▸ **Stored items from a collection**:
──────────────────────────────

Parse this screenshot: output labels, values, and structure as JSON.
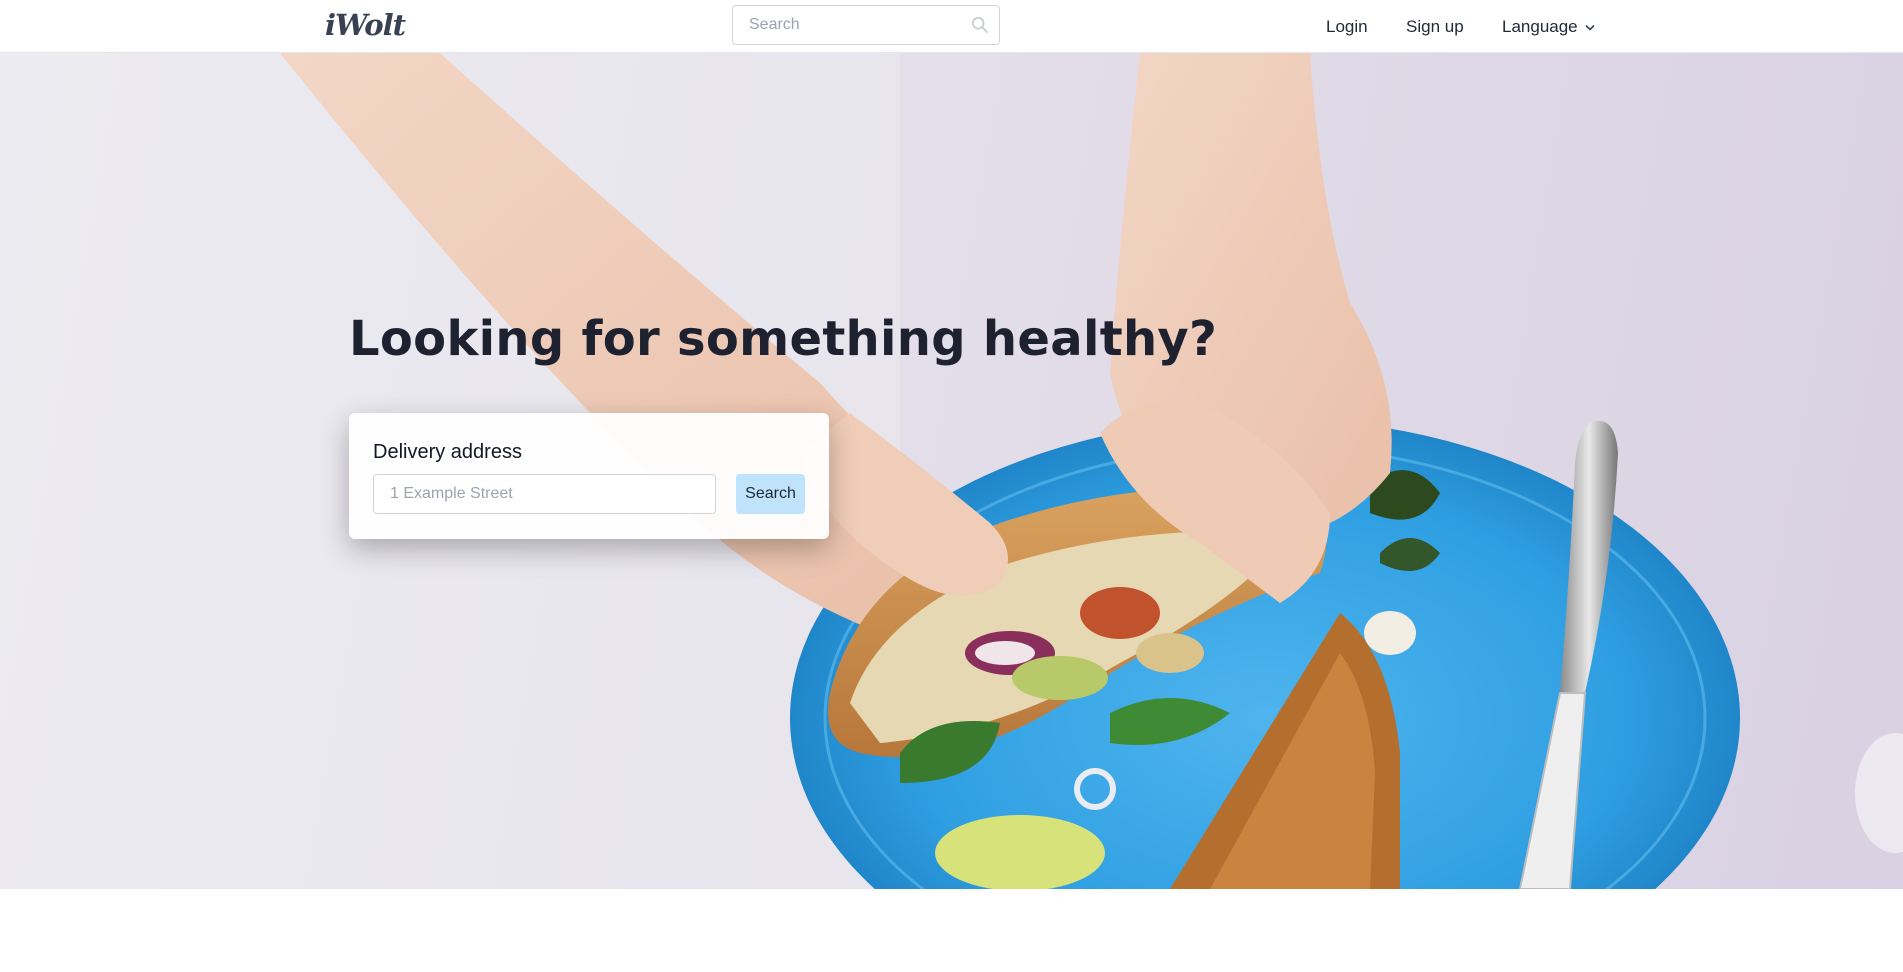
{
  "header": {
    "logo_text": "iWolt",
    "search_placeholder": "Search",
    "login_label": "Login",
    "signup_label": "Sign up",
    "language_label": "Language"
  },
  "hero": {
    "headline": "Looking for something healthy?",
    "address_card": {
      "label": "Delivery address",
      "input_placeholder": "1 Example Street",
      "search_button_label": "Search"
    }
  },
  "colors": {
    "hero_background": "#e3dfea",
    "plate_blue": "#35a6e6",
    "search_button": "#bfe3fb",
    "headline_text": "#1e2230"
  },
  "icons": {
    "top_search": "search-icon",
    "language_dropdown": "chevron-down-icon"
  }
}
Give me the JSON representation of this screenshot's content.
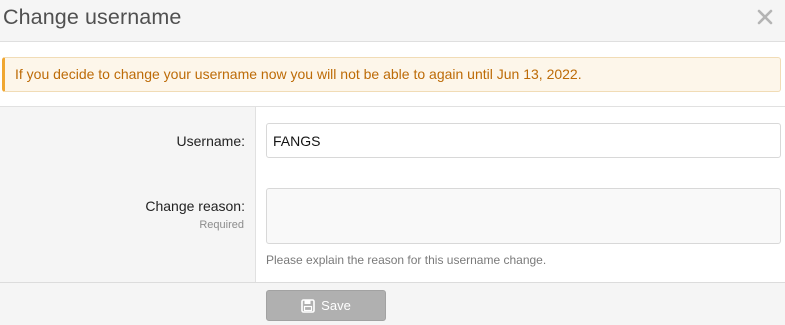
{
  "dialog": {
    "title": "Change username",
    "close_icon": "close-icon"
  },
  "notice": {
    "text": "If you decide to change your username now you will not be able to again until Jun 13, 2022.",
    "accent_color": "#f0a732",
    "text_color": "#bd6b07"
  },
  "form": {
    "username_label": "Username:",
    "username_value": "FANGS",
    "reason_label": "Change reason:",
    "reason_required": "Required",
    "reason_value": "",
    "reason_explain": "Please explain the reason for this username change."
  },
  "footer": {
    "save_label": "Save",
    "save_icon": "save-icon"
  }
}
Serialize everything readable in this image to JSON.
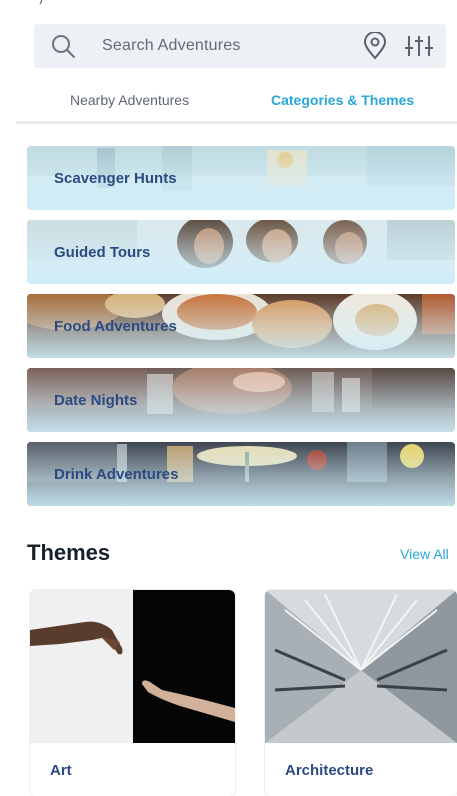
{
  "search": {
    "placeholder": "Search Adventures",
    "icons": [
      "search-icon",
      "location-pin-icon",
      "filter-sliders-icon"
    ]
  },
  "tabs": [
    {
      "label": "Nearby Adventures",
      "active": false
    },
    {
      "label": "Categories & Themes",
      "active": true
    }
  ],
  "categories": [
    {
      "label": "Scavenger Hunts"
    },
    {
      "label": "Guided Tours"
    },
    {
      "label": "Food Adventures"
    },
    {
      "label": "Date Nights"
    },
    {
      "label": "Drink Adventures"
    }
  ],
  "themes": {
    "title": "Themes",
    "view_all": "View All",
    "items": [
      {
        "label": "Art"
      },
      {
        "label": "Architecture"
      }
    ]
  },
  "colors": {
    "accent": "#29a7d8",
    "label_navy": "#2c4a82",
    "search_bg": "#edf0f5"
  }
}
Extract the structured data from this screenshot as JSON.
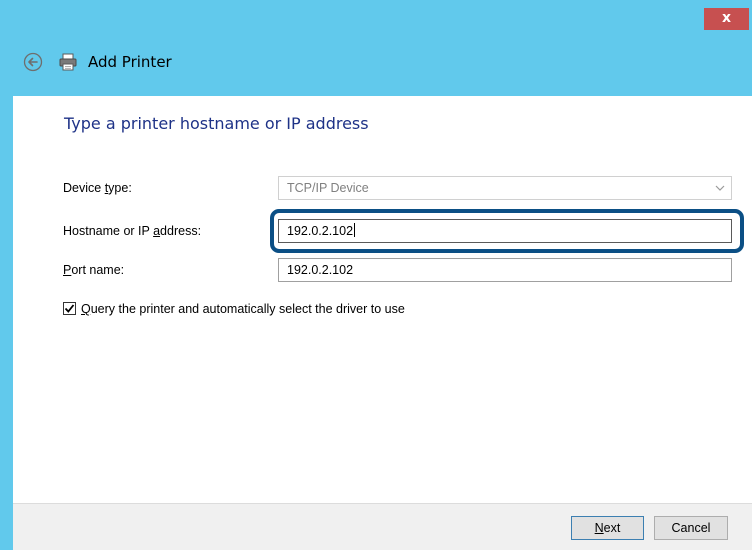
{
  "window": {
    "title": "Add Printer",
    "close_glyph": "x",
    "accent_color": "#61c9ec",
    "close_color": "#c75050"
  },
  "icons": {
    "back": "back-arrow-icon",
    "printer": "printer-icon",
    "check": "checkmark-icon",
    "dropdown": "chevron-down-icon"
  },
  "page": {
    "heading": "Type a printer hostname or IP address"
  },
  "form": {
    "device_type": {
      "label_pre": "Device ",
      "label_key": "t",
      "label_post": "ype:",
      "value": "TCP/IP Device"
    },
    "hostname": {
      "label_pre": "Hostname or IP ",
      "label_key": "a",
      "label_post": "ddress:",
      "value": "192.0.2.102"
    },
    "port": {
      "label_pre": "",
      "label_key": "P",
      "label_post": "ort name:",
      "value": "192.0.2.102"
    },
    "query_checkbox": {
      "checked": true,
      "label_pre": "",
      "label_key": "Q",
      "label_post": "uery the printer and automatically select the driver to use"
    }
  },
  "buttons": {
    "next_key": "N",
    "next_rest": "ext",
    "cancel": "Cancel"
  }
}
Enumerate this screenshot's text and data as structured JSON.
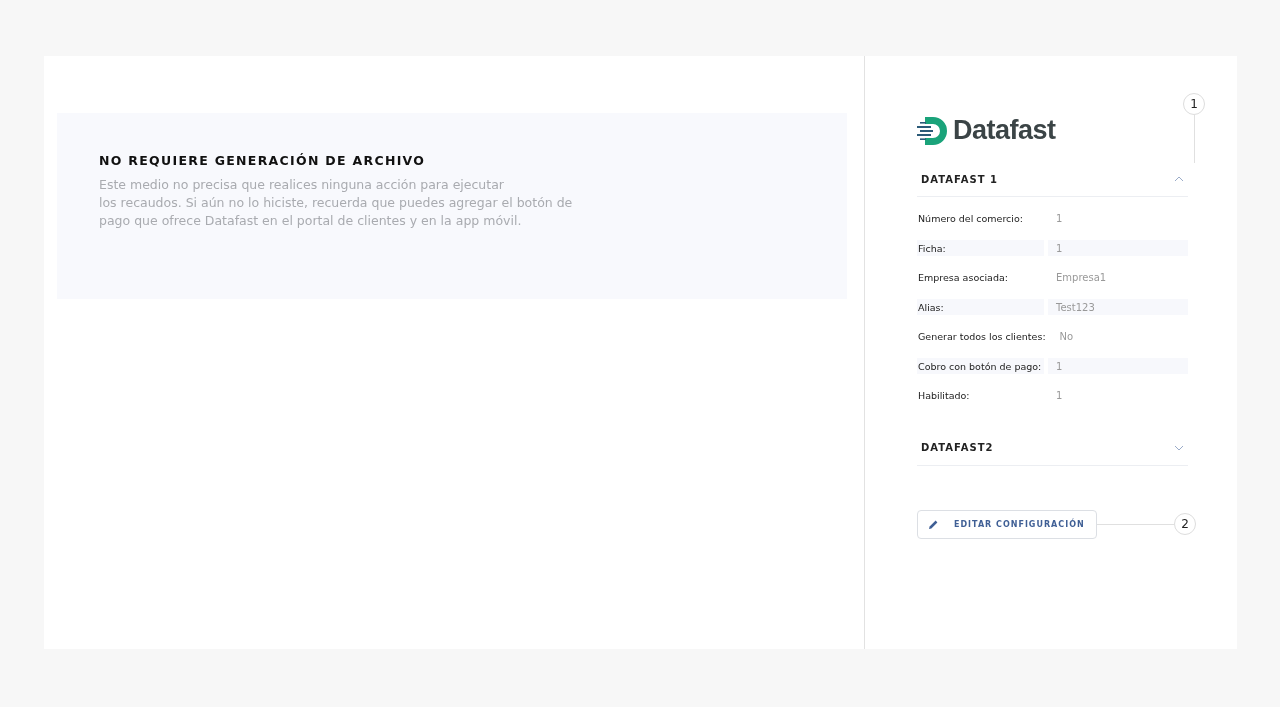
{
  "notice": {
    "title": "NO REQUIERE GENERACIÓN DE ARCHIVO",
    "text": "Este medio no precisa que realices ninguna acción para ejecutar\nlos recaudos. Si aún no lo hiciste, recuerda que puedes agregar el botón de\npago que ofrece Datafast en el portal de clientes y en la app móvil."
  },
  "logo": {
    "text": "Datafast"
  },
  "sections": [
    {
      "title": "DATAFAST 1",
      "expanded": true,
      "fields": [
        {
          "label": "Número del comercio:",
          "value": "1"
        },
        {
          "label": "Ficha:",
          "value": "1"
        },
        {
          "label": "Empresa asociada:",
          "value": "Empresa1"
        },
        {
          "label": "Alias:",
          "value": "Test123"
        },
        {
          "label": "Generar todos los clientes:",
          "value": "No"
        },
        {
          "label": "Cobro con botón de pago:",
          "value": "1"
        },
        {
          "label": "Habilitado:",
          "value": "1"
        }
      ]
    },
    {
      "title": "DATAFAST2",
      "expanded": false
    }
  ],
  "edit_button": {
    "label": "EDITAR CONFIGURACIÓN"
  },
  "callouts": [
    "1",
    "2"
  ]
}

──────────────────────────────

▸ **GIVEN INSTRUCTION**: In your copy, leave out the pictures and reproduce the material above exactly.

▸ **FULL ANSWER**:
Parse this screenshot: output labels, values, and structure as JSON.
{
  "header": {
    "logo_text": "iWolt",
    "search_placeholder": "Search",
    "login_label": "Login",
    "signup_label": "Sign up",
    "language_label": "Language"
  },
  "hero": {
    "headline": "Looking for something healthy?",
    "address_card": {
      "label": "Delivery address",
      "input_placeholder": "1 Example Street",
      "search_button_label": "Search"
    }
  },
  "colors": {
    "hero_background": "#e3dfea",
    "plate_blue": "#35a6e6",
    "search_button": "#bfe3fb",
    "headline_text": "#1e2230"
  },
  "icons": {
    "top_search": "search-icon",
    "language_dropdown": "chevron-down-icon"
  }
}
Give me the JSON representation of this screenshot's content.
{
  "dialog": {
    "title": "Change username",
    "close_icon": "close-icon"
  },
  "notice": {
    "text": "If you decide to change your username now you will not be able to again until Jun 13, 2022.",
    "accent_color": "#f0a732",
    "text_color": "#bd6b07"
  },
  "form": {
    "username_label": "Username:",
    "username_value": "FANGS",
    "reason_label": "Change reason:",
    "reason_required": "Required",
    "reason_value": "",
    "reason_explain": "Please explain the reason for this username change."
  },
  "footer": {
    "save_label": "Save",
    "save_icon": "save-icon"
  }
}
Serialize everything readable in this image to JSON.
{
  "search": {
    "placeholder": "Search Adventures",
    "icons": [
      "search-icon",
      "location-pin-icon",
      "filter-sliders-icon"
    ]
  },
  "tabs": [
    {
      "label": "Nearby Adventures",
      "active": false
    },
    {
      "label": "Categories & Themes",
      "active": true
    }
  ],
  "categories": [
    {
      "label": "Scavenger Hunts"
    },
    {
      "label": "Guided Tours"
    },
    {
      "label": "Food Adventures"
    },
    {
      "label": "Date Nights"
    },
    {
      "label": "Drink Adventures"
    }
  ],
  "themes": {
    "title": "Themes",
    "view_all": "View All",
    "items": [
      {
        "label": "Art"
      },
      {
        "label": "Architecture"
      }
    ]
  },
  "colors": {
    "accent": "#29a7d8",
    "label_navy": "#2c4a82",
    "search_bg": "#edf0f5"
  }
}
Extract the structured data from this screenshot as JSON.
{
  "window": {
    "title": "Add Printer",
    "close_glyph": "x",
    "accent_color": "#61c9ec",
    "close_color": "#c75050"
  },
  "icons": {
    "back": "back-arrow-icon",
    "printer": "printer-icon",
    "check": "checkmark-icon",
    "dropdown": "chevron-down-icon"
  },
  "page": {
    "heading": "Type a printer hostname or IP address"
  },
  "form": {
    "device_type": {
      "label_pre": "Device ",
      "label_key": "t",
      "label_post": "ype:",
      "value": "TCP/IP Device"
    },
    "hostname": {
      "label_pre": "Hostname or IP ",
      "label_key": "a",
      "label_post": "ddress:",
      "value": "192.0.2.102"
    },
    "port": {
      "label_pre": "",
      "label_key": "P",
      "label_post": "ort name:",
      "value": "192.0.2.102"
    },
    "query_checkbox": {
      "checked": true,
      "label_pre": "",
      "label_key": "Q",
      "label_post": "uery the printer and automatically select the driver to use"
    }
  },
  "buttons": {
    "next_key": "N",
    "next_rest": "ext",
    "cancel": "Cancel"
  }
}
Enumerate this screenshot's text and data as structured JSON.
{
  "notice": {
    "title": "NO REQUIERE GENERACIÓN DE ARCHIVO",
    "text": "Este medio no precisa que realices ninguna acción para ejecutar\nlos recaudos. Si aún no lo hiciste, recuerda que puedes agregar el botón de\npago que ofrece Datafast en el portal de clientes y en la app móvil."
  },
  "logo": {
    "text": "Datafast"
  },
  "sections": [
    {
      "title": "DATAFAST 1",
      "expanded": true,
      "fields": [
        {
          "label": "Número del comercio:",
          "value": "1"
        },
        {
          "label": "Ficha:",
          "value": "1"
        },
        {
          "label": "Empresa asociada:",
          "value": "Empresa1"
        },
        {
          "label": "Alias:",
          "value": "Test123"
        },
        {
          "label": "Generar todos los clientes:",
          "value": "No"
        },
        {
          "label": "Cobro con botón de pago:",
          "value": "1"
        },
        {
          "label": "Habilitado:",
          "value": "1"
        }
      ]
    },
    {
      "title": "DATAFAST2",
      "expanded": false
    }
  ],
  "edit_button": {
    "label": "EDITAR CONFIGURACIÓN"
  },
  "callouts": [
    "1",
    "2"
  ]
}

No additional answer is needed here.